What you will do → Can you transcribe every record below exactly as it appears?

▼▼▼

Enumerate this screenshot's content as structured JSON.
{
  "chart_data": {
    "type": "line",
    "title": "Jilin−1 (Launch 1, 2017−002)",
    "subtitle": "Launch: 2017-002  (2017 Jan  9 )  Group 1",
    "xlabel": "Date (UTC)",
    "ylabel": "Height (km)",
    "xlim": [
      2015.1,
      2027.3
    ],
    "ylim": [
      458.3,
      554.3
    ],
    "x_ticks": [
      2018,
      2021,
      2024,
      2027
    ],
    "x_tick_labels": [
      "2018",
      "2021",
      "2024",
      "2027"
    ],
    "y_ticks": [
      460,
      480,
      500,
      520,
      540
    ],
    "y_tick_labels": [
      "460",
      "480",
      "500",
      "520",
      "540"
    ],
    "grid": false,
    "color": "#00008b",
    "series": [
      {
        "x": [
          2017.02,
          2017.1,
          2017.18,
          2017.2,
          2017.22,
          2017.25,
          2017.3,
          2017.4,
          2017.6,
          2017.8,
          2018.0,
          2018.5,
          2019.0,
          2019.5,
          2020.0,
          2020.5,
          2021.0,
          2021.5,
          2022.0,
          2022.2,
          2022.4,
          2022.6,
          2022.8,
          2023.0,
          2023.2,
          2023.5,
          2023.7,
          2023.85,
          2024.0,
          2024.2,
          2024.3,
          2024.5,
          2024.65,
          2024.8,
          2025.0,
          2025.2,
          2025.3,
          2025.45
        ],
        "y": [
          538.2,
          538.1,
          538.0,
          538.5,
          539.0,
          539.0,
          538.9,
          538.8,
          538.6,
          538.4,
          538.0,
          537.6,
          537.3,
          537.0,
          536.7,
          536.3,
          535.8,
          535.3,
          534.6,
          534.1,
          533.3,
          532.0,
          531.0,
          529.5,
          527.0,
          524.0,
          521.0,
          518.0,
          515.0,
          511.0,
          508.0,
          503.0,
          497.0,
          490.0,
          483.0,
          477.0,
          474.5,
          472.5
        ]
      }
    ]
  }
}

▲▲▲

Response →
Enumerate this screenshot's content as structured JSON.
{
  "chart_data": {
    "type": "line",
    "title": "Jilin−1 (Launch 1, 2017−002)",
    "subtitle": "Launch: 2017-002  (2017 Jan  9 )  Group 1",
    "xlabel": "Date (UTC)",
    "ylabel": "Height (km)",
    "xlim": [
      2015.1,
      2027.3
    ],
    "ylim": [
      458.3,
      554.3
    ],
    "x_ticks": [
      2018,
      2021,
      2024,
      2027
    ],
    "x_tick_labels": [
      "2018",
      "2021",
      "2024",
      "2027"
    ],
    "y_ticks": [
      460,
      480,
      500,
      520,
      540
    ],
    "y_tick_labels": [
      "460",
      "480",
      "500",
      "520",
      "540"
    ],
    "grid": false,
    "color": "#00008b",
    "series": [
      {
        "x": [
          2017.02,
          2017.1,
          2017.18,
          2017.2,
          2017.22,
          2017.25,
          2017.3,
          2017.4,
          2017.6,
          2017.8,
          2018.0,
          2018.5,
          2019.0,
          2019.5,
          2020.0,
          2020.5,
          2021.0,
          2021.5,
          2022.0,
          2022.2,
          2022.4,
          2022.6,
          2022.8,
          2023.0,
          2023.2,
          2023.5,
          2023.7,
          2023.85,
          2024.0,
          2024.2,
          2024.3,
          2024.5,
          2024.65,
          2024.8,
          2025.0,
          2025.2,
          2025.3,
          2025.45
        ],
        "y": [
          538.2,
          538.1,
          538.0,
          538.5,
          539.0,
          539.0,
          538.9,
          538.8,
          538.6,
          538.4,
          538.0,
          537.6,
          537.3,
          537.0,
          536.7,
          536.3,
          535.8,
          535.3,
          534.6,
          534.1,
          533.3,
          532.0,
          531.0,
          529.5,
          527.0,
          524.0,
          521.0,
          518.0,
          515.0,
          511.0,
          508.0,
          503.0,
          497.0,
          490.0,
          483.0,
          477.0,
          474.5,
          472.5
        ]
      }
    ]
  }
}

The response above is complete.